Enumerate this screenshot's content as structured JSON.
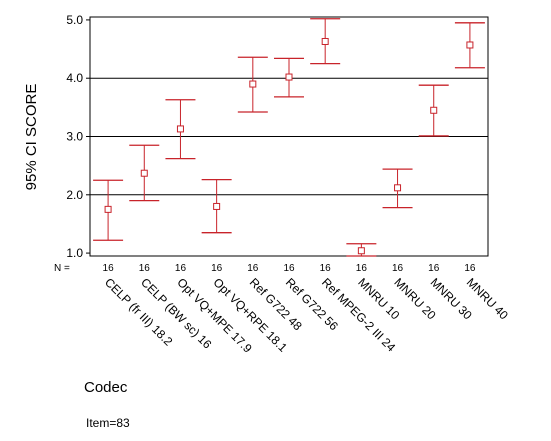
{
  "chart_data": {
    "type": "errorbar",
    "ylabel": "95% CI SCORE",
    "xlabel": "Codec",
    "footnote": "Item=83",
    "n_prefix": "N =",
    "ylim": [
      0.95,
      5.05
    ],
    "yticks": [
      "1.0",
      "2.0",
      "3.0",
      "4.0",
      "5.0"
    ],
    "grid_y": [
      2.0,
      3.0,
      4.0
    ],
    "color": "#c8232a",
    "categories": [
      {
        "label": "CELP (fr III) 18.2",
        "n": "16",
        "mean": 1.75,
        "lower": 1.22,
        "upper": 2.25
      },
      {
        "label": "CELP (BW sc) 16",
        "n": "16",
        "mean": 2.37,
        "lower": 1.9,
        "upper": 2.85
      },
      {
        "label": "Opt VQ+MPE 17.9",
        "n": "16",
        "mean": 3.13,
        "lower": 2.62,
        "upper": 3.63
      },
      {
        "label": "Opt VQ+RPE 18.1",
        "n": "16",
        "mean": 1.8,
        "lower": 1.35,
        "upper": 2.26
      },
      {
        "label": "Ref G722 48",
        "n": "16",
        "mean": 3.9,
        "lower": 3.42,
        "upper": 4.36
      },
      {
        "label": "Ref G722 56",
        "n": "16",
        "mean": 4.02,
        "lower": 3.68,
        "upper": 4.34
      },
      {
        "label": "Ref MPEG-2 III 24",
        "n": "16",
        "mean": 4.63,
        "lower": 4.25,
        "upper": 5.02
      },
      {
        "label": "MNRU 10",
        "n": "16",
        "mean": 1.04,
        "lower": 0.95,
        "upper": 1.16
      },
      {
        "label": "MNRU 20",
        "n": "16",
        "mean": 2.12,
        "lower": 1.78,
        "upper": 2.44
      },
      {
        "label": "MNRU 30",
        "n": "16",
        "mean": 3.45,
        "lower": 3.01,
        "upper": 3.88
      },
      {
        "label": "MNRU 40",
        "n": "16",
        "mean": 4.57,
        "lower": 4.18,
        "upper": 4.95
      }
    ]
  }
}
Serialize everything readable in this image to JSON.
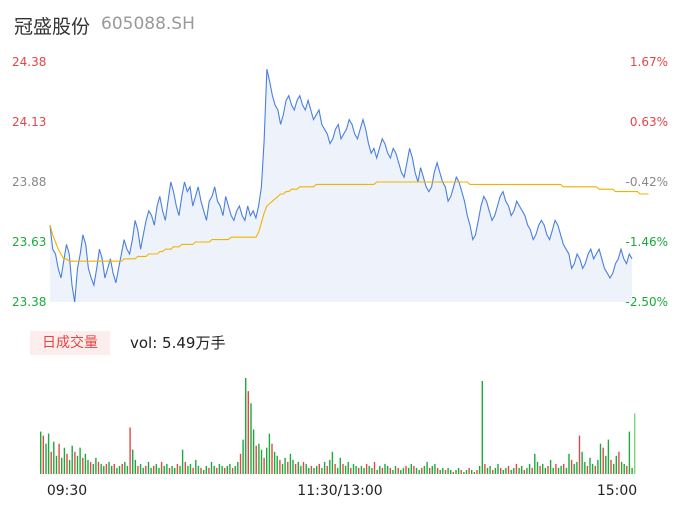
{
  "header": {
    "name": "冠盛股份",
    "code": "605088.SH"
  },
  "volume_panel": {
    "tab_label": "日成交量",
    "vol_text": "vol: 5.49万手"
  },
  "colors": {
    "up": "#e64545",
    "down": "#1aab3a",
    "neutral": "#888888",
    "price_line": "#4a7fe0",
    "avg_line": "#f0b400",
    "area": "#eef3fb"
  },
  "chart_data": [
    {
      "type": "line",
      "y_ticks_price": [
        "24.38",
        "24.13",
        "23.88",
        "23.63",
        "23.38"
      ],
      "y_ticks_pct": [
        "1.67%",
        "0.63%",
        "-0.42%",
        "-1.46%",
        "-2.50%"
      ],
      "ylim": [
        23.38,
        24.38
      ],
      "x_labels": [
        "09:30",
        "11:30/13:00",
        "15:00"
      ],
      "series": [
        {
          "values": [
            23.7,
            23.6,
            23.58,
            23.52,
            23.48,
            23.55,
            23.62,
            23.58,
            23.45,
            23.38,
            23.52,
            23.58,
            23.66,
            23.62,
            23.52,
            23.48,
            23.45,
            23.52,
            23.6,
            23.56,
            23.48,
            23.52,
            23.56,
            23.5,
            23.46,
            23.52,
            23.58,
            23.64,
            23.6,
            23.58,
            23.64,
            23.72,
            23.68,
            23.6,
            23.66,
            23.72,
            23.76,
            23.74,
            23.7,
            23.78,
            23.82,
            23.76,
            23.72,
            23.8,
            23.88,
            23.84,
            23.78,
            23.74,
            23.82,
            23.88,
            23.84,
            23.86,
            23.78,
            23.82,
            23.86,
            23.8,
            23.76,
            23.72,
            23.8,
            23.82,
            23.86,
            23.8,
            23.78,
            23.74,
            23.82,
            23.78,
            23.74,
            23.72,
            23.76,
            23.78,
            23.74,
            23.72,
            23.78,
            23.74,
            23.76,
            23.73,
            23.78,
            23.86,
            24.05,
            24.35,
            24.3,
            24.24,
            24.2,
            24.18,
            24.12,
            24.16,
            24.22,
            24.24,
            24.2,
            24.18,
            24.22,
            24.24,
            24.2,
            24.18,
            24.22,
            24.18,
            24.14,
            24.16,
            24.18,
            24.12,
            24.1,
            24.08,
            24.04,
            24.06,
            24.1,
            24.12,
            24.06,
            24.08,
            24.1,
            24.14,
            24.12,
            24.08,
            24.06,
            24.1,
            24.14,
            24.1,
            24.04,
            24.0,
            24.02,
            23.98,
            24.02,
            24.06,
            24.04,
            24.0,
            23.98,
            24.02,
            24.0,
            23.96,
            23.92,
            23.9,
            23.96,
            24.02,
            23.98,
            23.92,
            23.88,
            23.94,
            23.9,
            23.86,
            23.84,
            23.86,
            23.92,
            23.96,
            23.92,
            23.88,
            23.86,
            23.8,
            23.82,
            23.86,
            23.9,
            23.88,
            23.84,
            23.8,
            23.74,
            23.7,
            23.64,
            23.66,
            23.72,
            23.78,
            23.82,
            23.8,
            23.76,
            23.72,
            23.74,
            23.78,
            23.82,
            23.84,
            23.8,
            23.78,
            23.74,
            23.76,
            23.8,
            23.78,
            23.76,
            23.74,
            23.7,
            23.68,
            23.64,
            23.66,
            23.7,
            23.72,
            23.7,
            23.66,
            23.64,
            23.68,
            23.72,
            23.7,
            23.66,
            23.62,
            23.6,
            23.58,
            23.52,
            23.54,
            23.58,
            23.56,
            23.52,
            23.54,
            23.58,
            23.6,
            23.56,
            23.58,
            23.6,
            23.56,
            23.52,
            23.5,
            23.48,
            23.5,
            23.54,
            23.56,
            23.6,
            23.56,
            23.54,
            23.58,
            23.56
          ]
        },
        {
          "values": [
            23.7,
            23.66,
            23.63,
            23.6,
            23.58,
            23.56,
            23.56,
            23.55,
            23.55,
            23.55,
            23.55,
            23.55,
            23.55,
            23.55,
            23.55,
            23.55,
            23.55,
            23.55,
            23.55,
            23.55,
            23.55,
            23.55,
            23.55,
            23.55,
            23.55,
            23.55,
            23.55,
            23.56,
            23.56,
            23.56,
            23.56,
            23.56,
            23.57,
            23.57,
            23.57,
            23.57,
            23.58,
            23.58,
            23.58,
            23.58,
            23.59,
            23.59,
            23.6,
            23.6,
            23.6,
            23.61,
            23.61,
            23.61,
            23.62,
            23.62,
            23.62,
            23.62,
            23.62,
            23.63,
            23.63,
            23.63,
            23.63,
            23.63,
            23.63,
            23.64,
            23.64,
            23.64,
            23.64,
            23.64,
            23.64,
            23.64,
            23.65,
            23.65,
            23.65,
            23.65,
            23.65,
            23.65,
            23.65,
            23.65,
            23.65,
            23.65,
            23.67,
            23.71,
            23.75,
            23.78,
            23.79,
            23.8,
            23.81,
            23.82,
            23.83,
            23.83,
            23.84,
            23.84,
            23.85,
            23.85,
            23.85,
            23.86,
            23.86,
            23.86,
            23.86,
            23.86,
            23.86,
            23.87,
            23.87,
            23.87,
            23.87,
            23.87,
            23.87,
            23.87,
            23.87,
            23.87,
            23.87,
            23.87,
            23.87,
            23.87,
            23.87,
            23.87,
            23.87,
            23.87,
            23.87,
            23.87,
            23.87,
            23.87,
            23.87,
            23.88,
            23.88,
            23.88,
            23.88,
            23.88,
            23.88,
            23.88,
            23.88,
            23.88,
            23.88,
            23.88,
            23.88,
            23.88,
            23.88,
            23.88,
            23.88,
            23.88,
            23.88,
            23.88,
            23.88,
            23.88,
            23.88,
            23.88,
            23.88,
            23.88,
            23.88,
            23.88,
            23.88,
            23.88,
            23.88,
            23.88,
            23.88,
            23.88,
            23.88,
            23.87,
            23.87,
            23.87,
            23.87,
            23.87,
            23.87,
            23.87,
            23.87,
            23.87,
            23.87,
            23.87,
            23.87,
            23.87,
            23.87,
            23.87,
            23.87,
            23.87,
            23.87,
            23.87,
            23.87,
            23.87,
            23.87,
            23.87,
            23.87,
            23.87,
            23.87,
            23.87,
            23.87,
            23.87,
            23.87,
            23.87,
            23.87,
            23.87,
            23.87,
            23.86,
            23.86,
            23.86,
            23.86,
            23.86,
            23.86,
            23.86,
            23.86,
            23.86,
            23.86,
            23.86,
            23.86,
            23.86,
            23.85,
            23.85,
            23.85,
            23.85,
            23.85,
            23.85,
            23.84,
            23.84,
            23.84,
            23.84,
            23.84,
            23.84,
            23.84,
            23.84,
            23.84,
            23.83,
            23.83,
            23.83,
            23.83
          ]
        }
      ]
    },
    {
      "type": "bar",
      "series": [
        {
          "values": [
            0.42,
            0.38,
            0.3,
            0.4,
            0.22,
            0.32,
            0.18,
            0.3,
            0.16,
            0.26,
            0.2,
            0.14,
            0.28,
            0.22,
            0.18,
            0.26,
            0.16,
            0.2,
            0.14,
            0.12,
            0.1,
            0.16,
            0.12,
            0.1,
            0.08,
            0.1,
            0.12,
            0.08,
            0.1,
            0.06,
            0.08,
            0.1,
            0.12,
            0.08,
            0.46,
            0.24,
            0.14,
            0.08,
            0.1,
            0.06,
            0.08,
            0.12,
            0.06,
            0.08,
            0.1,
            0.06,
            0.12,
            0.08,
            0.1,
            0.06,
            0.08,
            0.06,
            0.1,
            0.08,
            0.24,
            0.12,
            0.08,
            0.1,
            0.06,
            0.14,
            0.08,
            0.06,
            0.04,
            0.08,
            0.06,
            0.12,
            0.08,
            0.06,
            0.1,
            0.08,
            0.06,
            0.08,
            0.1,
            0.06,
            0.08,
            0.12,
            0.2,
            0.34,
            0.95,
            0.82,
            0.7,
            0.44,
            0.28,
            0.3,
            0.24,
            0.16,
            0.26,
            0.4,
            0.3,
            0.22,
            0.18,
            0.14,
            0.1,
            0.16,
            0.12,
            0.2,
            0.14,
            0.1,
            0.12,
            0.08,
            0.12,
            0.1,
            0.06,
            0.08,
            0.06,
            0.08,
            0.1,
            0.06,
            0.12,
            0.08,
            0.14,
            0.22,
            0.1,
            0.06,
            0.16,
            0.1,
            0.08,
            0.12,
            0.06,
            0.1,
            0.08,
            0.06,
            0.08,
            0.06,
            0.1,
            0.08,
            0.06,
            0.12,
            0.04,
            0.08,
            0.06,
            0.1,
            0.08,
            0.06,
            0.04,
            0.08,
            0.06,
            0.04,
            0.06,
            0.08,
            0.06,
            0.1,
            0.08,
            0.06,
            0.04,
            0.06,
            0.08,
            0.12,
            0.06,
            0.08,
            0.1,
            0.06,
            0.04,
            0.06,
            0.04,
            0.06,
            0.04,
            0.02,
            0.04,
            0.06,
            0.04,
            0.02,
            0.04,
            0.06,
            0.04,
            0.02,
            0.04,
            0.08,
            0.92,
            0.1,
            0.06,
            0.08,
            0.04,
            0.06,
            0.1,
            0.06,
            0.04,
            0.06,
            0.08,
            0.04,
            0.06,
            0.1,
            0.06,
            0.08,
            0.04,
            0.06,
            0.1,
            0.06,
            0.2,
            0.12,
            0.08,
            0.1,
            0.06,
            0.08,
            0.14,
            0.06,
            0.1,
            0.06,
            0.08,
            0.1,
            0.06,
            0.2,
            0.14,
            0.1,
            0.12,
            0.38,
            0.22,
            0.12,
            0.08,
            0.16,
            0.1,
            0.08,
            0.14,
            0.3,
            0.26,
            0.18,
            0.34,
            0.14,
            0.1,
            0.18,
            0.22,
            0.12,
            0.1,
            0.08,
            0.42,
            0.06,
            0.6
          ]
        }
      ]
    }
  ]
}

##########

- _Prompt_: Leave out every line without the string "CELP" and copy the rest.

- _Task output_:
        "label": "CELP (fr III) 18.2",
        "label": "CELP (BW sc) 16",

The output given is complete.